GIVEN TEXT
· · ·

Payoo, owned by VietUnion, an intermediary payment service provider under the license of the SBV, is an e-wallet solution for online transactions providing services to both personal and business customers. Payoo provides different channels of payment and re-charge for customer’s accounts, including online (web/mobile) and physical (at the shops/stores…). This one-stop-for-all model also enables Payoo to readily connect and provide payment services for real estate developers and manager, said Nishikawa Shinichiro, vice chairman of Viet Union (Payoo’s parent company).
Currently, it is partnered with over 37 domestic and foreign licensed banks, 35 Vietnamese service providers and over 180 e-commerce websites across the nation. According to Forbes Vietnam, at the end of Q3–2018, Payoo has over 8,000 payment devices at 10,000 vendors, providing 200 different services. Payoo grossed approximately 4,000 billion VND of gross merchandising volume (GMV) in 2017 and is estimated to reach 5,000 billion VND of GMV this year.

· · ·

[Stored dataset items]

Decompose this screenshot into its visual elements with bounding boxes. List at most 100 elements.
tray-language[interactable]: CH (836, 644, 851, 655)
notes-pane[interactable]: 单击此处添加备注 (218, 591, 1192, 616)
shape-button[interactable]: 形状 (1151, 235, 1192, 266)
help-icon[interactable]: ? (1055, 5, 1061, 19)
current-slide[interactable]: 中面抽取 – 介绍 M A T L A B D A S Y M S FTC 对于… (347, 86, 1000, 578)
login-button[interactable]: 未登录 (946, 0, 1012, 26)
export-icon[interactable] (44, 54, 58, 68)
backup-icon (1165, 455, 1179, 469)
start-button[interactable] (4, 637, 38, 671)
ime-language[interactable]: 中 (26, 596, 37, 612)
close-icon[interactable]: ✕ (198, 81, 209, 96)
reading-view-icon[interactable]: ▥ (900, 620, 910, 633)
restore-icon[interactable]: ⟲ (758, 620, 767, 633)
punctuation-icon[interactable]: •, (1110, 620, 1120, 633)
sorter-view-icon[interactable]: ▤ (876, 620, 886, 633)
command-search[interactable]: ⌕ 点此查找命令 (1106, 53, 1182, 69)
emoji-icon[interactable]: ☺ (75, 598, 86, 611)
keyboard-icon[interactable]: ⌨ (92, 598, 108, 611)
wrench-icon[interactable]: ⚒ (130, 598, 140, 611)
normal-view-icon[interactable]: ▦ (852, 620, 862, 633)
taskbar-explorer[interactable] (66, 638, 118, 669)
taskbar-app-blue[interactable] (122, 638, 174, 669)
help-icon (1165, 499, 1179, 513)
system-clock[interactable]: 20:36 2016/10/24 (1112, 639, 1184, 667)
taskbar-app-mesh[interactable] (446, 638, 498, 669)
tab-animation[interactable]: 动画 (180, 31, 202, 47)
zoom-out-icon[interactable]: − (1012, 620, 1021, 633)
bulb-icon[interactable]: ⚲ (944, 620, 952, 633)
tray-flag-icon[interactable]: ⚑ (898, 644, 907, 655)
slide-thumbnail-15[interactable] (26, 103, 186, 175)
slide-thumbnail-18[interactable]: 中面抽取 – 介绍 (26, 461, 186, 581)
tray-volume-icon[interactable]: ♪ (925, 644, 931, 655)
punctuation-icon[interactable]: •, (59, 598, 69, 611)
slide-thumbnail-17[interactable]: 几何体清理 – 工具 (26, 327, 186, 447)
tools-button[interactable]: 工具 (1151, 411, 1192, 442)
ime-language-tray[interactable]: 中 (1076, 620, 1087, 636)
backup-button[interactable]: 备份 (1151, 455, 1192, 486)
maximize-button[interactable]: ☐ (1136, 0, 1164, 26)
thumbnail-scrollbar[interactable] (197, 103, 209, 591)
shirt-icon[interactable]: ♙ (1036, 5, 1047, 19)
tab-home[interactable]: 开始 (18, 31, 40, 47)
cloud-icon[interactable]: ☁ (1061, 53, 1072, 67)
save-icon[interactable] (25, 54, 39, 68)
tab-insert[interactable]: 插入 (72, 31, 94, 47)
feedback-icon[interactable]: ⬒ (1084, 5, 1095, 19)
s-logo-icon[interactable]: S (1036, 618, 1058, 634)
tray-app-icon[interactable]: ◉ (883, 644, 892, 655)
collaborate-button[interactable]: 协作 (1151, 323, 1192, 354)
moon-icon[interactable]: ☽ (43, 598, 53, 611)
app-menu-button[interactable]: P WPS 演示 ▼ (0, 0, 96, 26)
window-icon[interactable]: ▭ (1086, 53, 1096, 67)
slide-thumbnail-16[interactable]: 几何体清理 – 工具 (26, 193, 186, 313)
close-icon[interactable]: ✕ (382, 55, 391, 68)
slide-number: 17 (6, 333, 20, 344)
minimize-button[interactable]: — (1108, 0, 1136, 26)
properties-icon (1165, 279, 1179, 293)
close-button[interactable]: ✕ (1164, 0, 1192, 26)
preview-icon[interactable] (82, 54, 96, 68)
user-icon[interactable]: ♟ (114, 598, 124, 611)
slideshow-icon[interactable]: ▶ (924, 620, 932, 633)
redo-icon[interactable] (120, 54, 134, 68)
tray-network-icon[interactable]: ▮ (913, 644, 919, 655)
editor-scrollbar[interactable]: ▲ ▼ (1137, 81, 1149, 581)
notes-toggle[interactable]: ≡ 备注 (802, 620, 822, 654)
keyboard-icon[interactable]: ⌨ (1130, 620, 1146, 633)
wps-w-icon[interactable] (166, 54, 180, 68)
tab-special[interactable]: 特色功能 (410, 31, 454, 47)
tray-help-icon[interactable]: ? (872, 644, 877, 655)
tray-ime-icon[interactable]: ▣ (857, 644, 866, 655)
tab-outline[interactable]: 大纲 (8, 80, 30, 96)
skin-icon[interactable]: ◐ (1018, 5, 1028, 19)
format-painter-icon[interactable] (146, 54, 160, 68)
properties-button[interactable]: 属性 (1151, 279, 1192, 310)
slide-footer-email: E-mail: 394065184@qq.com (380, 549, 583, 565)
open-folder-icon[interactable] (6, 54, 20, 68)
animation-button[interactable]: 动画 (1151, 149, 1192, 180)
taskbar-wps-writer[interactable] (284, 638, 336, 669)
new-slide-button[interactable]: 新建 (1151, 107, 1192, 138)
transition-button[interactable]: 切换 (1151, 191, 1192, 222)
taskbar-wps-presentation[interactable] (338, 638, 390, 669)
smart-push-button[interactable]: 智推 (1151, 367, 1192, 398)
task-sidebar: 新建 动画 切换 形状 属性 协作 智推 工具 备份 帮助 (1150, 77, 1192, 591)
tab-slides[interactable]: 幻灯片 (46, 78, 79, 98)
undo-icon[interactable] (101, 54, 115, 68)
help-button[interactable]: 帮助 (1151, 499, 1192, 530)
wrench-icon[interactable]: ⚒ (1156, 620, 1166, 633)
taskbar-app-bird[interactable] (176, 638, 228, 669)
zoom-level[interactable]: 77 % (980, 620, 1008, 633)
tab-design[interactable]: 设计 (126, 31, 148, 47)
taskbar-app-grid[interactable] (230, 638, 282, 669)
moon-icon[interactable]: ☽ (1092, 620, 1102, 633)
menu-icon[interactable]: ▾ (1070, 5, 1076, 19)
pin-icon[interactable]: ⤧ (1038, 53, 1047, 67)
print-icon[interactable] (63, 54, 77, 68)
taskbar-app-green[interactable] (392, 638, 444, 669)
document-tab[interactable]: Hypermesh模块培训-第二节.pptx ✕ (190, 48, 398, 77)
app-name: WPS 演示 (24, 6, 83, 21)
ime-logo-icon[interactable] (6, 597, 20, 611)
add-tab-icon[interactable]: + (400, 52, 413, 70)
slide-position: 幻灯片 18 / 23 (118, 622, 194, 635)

· · ·

TASK STATEMENT
For each of the following statements, say yes or no according to the text about Payoo, and quote the words in the text that decide it. 1. Payoo is partnered with more than 180 e-commerce websites. 2. Payoo offers payment and re-charge only through online channels. 3. Payoo's gross merchandising volume in 2017 was about 5,000 billion VND.

ANSWER BOX
1. Yes: "over 180 e-commerce websites across the nation"
2. No: "including online (web/mobile) and physical (at the shops/stores…)"
3. No: "Payoo grossed approximately 4,000 billion VND of gross merchandising volume (GMV) in 2017"